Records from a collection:
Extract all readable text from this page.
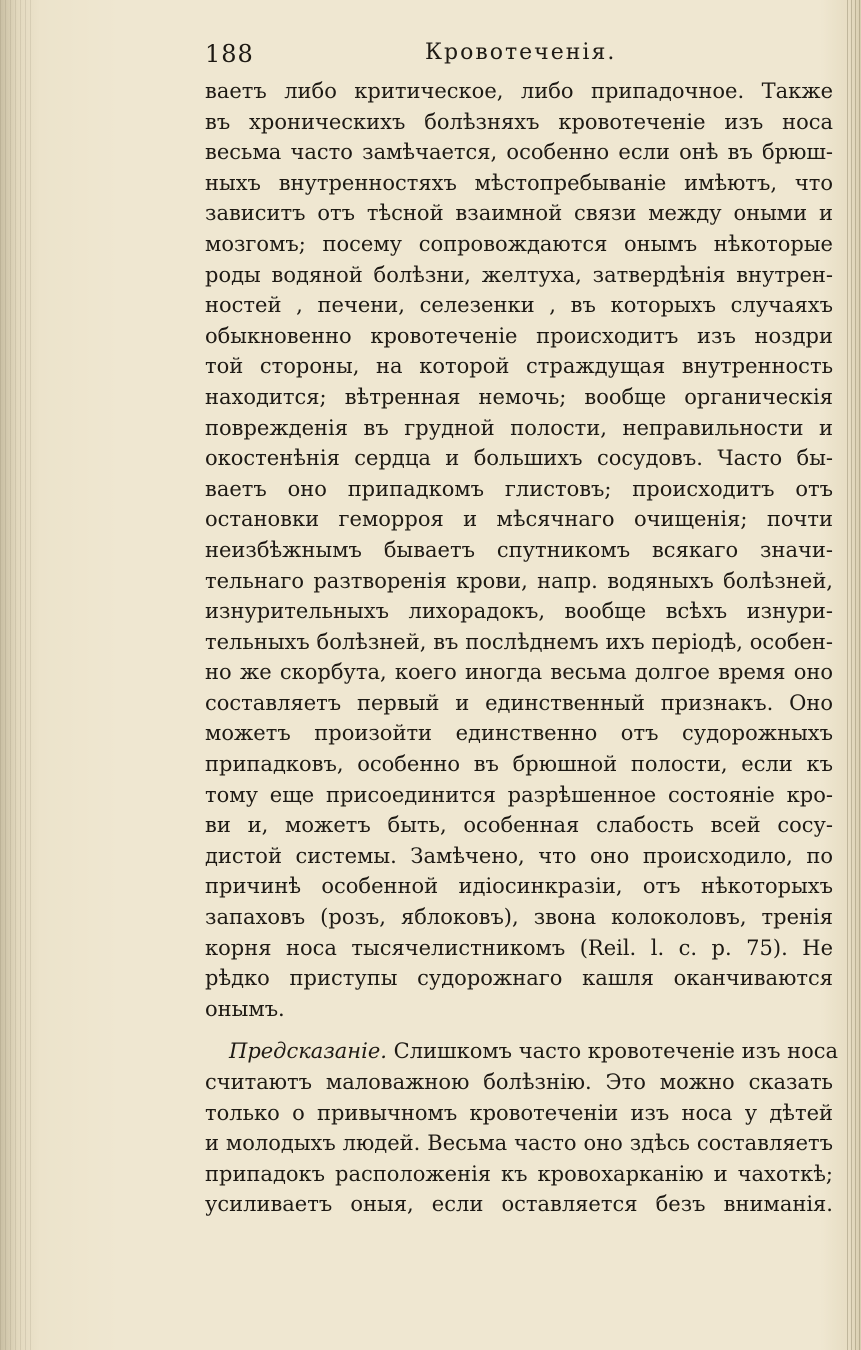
188	Кровотеченія.
ваетъ либо критическое, либо припадочное. Также
въ хроническихъ болѣзняхъ кровотеченіе изъ носа
весьма часто замѣчается, особенно если онѣ въ брюш-
ныхъ внутренностяхъ мѣстопребываніе имѣютъ, что
зависитъ отъ тѣсной взаимной связи между оными и
мозгомъ; посему сопровождаются онымъ нѣкоторые
роды водяной болѣзни, желтуха, затвердѣнія внутрен-
ностей , печени, селезенки , въ которыхъ случаяхъ
обыкновенно кровотеченіе происходитъ изъ ноздри
той стороны, на которой страждущая внутренность
находится; вѣтренная немочь; вообще органическія
поврежденія въ грудной полости, неправильности и
окостенѣнія сердца и большихъ сосудовъ. Часто бы-
ваетъ оно припадкомъ глистовъ; происходитъ отъ
остановки геморроя и мѣсячнаго очищенія; почти
неизбѣжнымъ бываетъ спутникомъ всякаго значи-
тельнаго разтворенія крови, напр. водяныхъ болѣзней,
изнурительныхъ лихорадокъ, вообще всѣхъ изнури-
тельныхъ болѣзней, въ послѣднемъ ихъ періодѣ, особен-
но же скорбута, коего иногда весьма долгое время оно
составляетъ первый и единственный признакъ. Оно
можетъ произойти единственно отъ судорожныхъ
припадковъ, особенно въ брюшной полости, если къ
тому еще присоединится разрѣшенное состояніе кро-
ви и, можетъ быть, особенная слабость всей сосу-
дистой системы. Замѣчено, что оно происходило, по
причинѣ особенной идіосинкразіи, отъ нѣкоторыхъ
запаховъ (розъ, яблоковъ), звона колоколовъ, тренія
корня носа тысячелистникомъ (Reil. l. c. p. 75). Не
рѣдко приступы судорожнаго кашля оканчиваются
онымъ.
Предсказаніе. Слишкомъ часто кровотеченіе изъ носа
считаютъ маловажною болѣзнію. Это можно сказать
только о привычномъ кровотеченіи изъ носа у дѣтей
и молодыхъ людей. Весьма часто оно здѣсь составляетъ
припадокъ расположенія къ кровохарканію и чахоткѣ;
усиливаетъ оныя, если оставляется безъ вниманія.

GIVEN REQUEST:
Output the full set of records above without changing a word, and drop the images.

THE ANSWER:
Extract all readable text from this page.
188	Кровотеченія.
ваетъ либо критическое, либо припадочное. Также
въ хроническихъ болѣзняхъ кровотеченіе изъ носа
весьма часто замѣчается, особенно если онѣ въ брюш-
ныхъ внутренностяхъ мѣстопребываніе имѣютъ, что
зависитъ отъ тѣсной взаимной связи между оными и
мозгомъ; посему сопровождаются онымъ нѣкоторые
роды водяной болѣзни, желтуха, затвердѣнія внутрен-
ностей , печени, селезенки , въ которыхъ случаяхъ
обыкновенно кровотеченіе происходитъ изъ ноздри
той стороны, на которой страждущая внутренность
находится; вѣтренная немочь; вообще органическія
поврежденія въ грудной полости, неправильности и
окостенѣнія сердца и большихъ сосудовъ. Часто бы-
ваетъ оно припадкомъ глистовъ; происходитъ отъ
остановки геморроя и мѣсячнаго очищенія; почти
неизбѣжнымъ бываетъ спутникомъ всякаго значи-
тельнаго разтворенія крови, напр. водяныхъ болѣзней,
изнурительныхъ лихорадокъ, вообще всѣхъ изнури-
тельныхъ болѣзней, въ послѣднемъ ихъ періодѣ, особен-
но же скорбута, коего иногда весьма долгое время оно
составляетъ первый и единственный признакъ. Оно
можетъ произойти единственно отъ судорожныхъ
припадковъ, особенно въ брюшной полости, если къ
тому еще присоединится разрѣшенное состояніе кро-
ви и, можетъ быть, особенная слабость всей сосу-
дистой системы. Замѣчено, что оно происходило, по
причинѣ особенной идіосинкразіи, отъ нѣкоторыхъ
запаховъ (розъ, яблоковъ), звона колоколовъ, тренія
корня носа тысячелистникомъ (Reil. l. c. p. 75). Не
рѣдко приступы судорожнаго кашля оканчиваются
онымъ.
Предсказаніе. Слишкомъ часто кровотеченіе изъ носа
считаютъ маловажною болѣзнію. Это можно сказать
только о привычномъ кровотеченіи изъ носа у дѣтей
и молодыхъ людей. Весьма часто оно здѣсь составляетъ
припадокъ расположенія къ кровохарканію и чахоткѣ;
усиливаетъ оныя, если оставляется безъ вниманія.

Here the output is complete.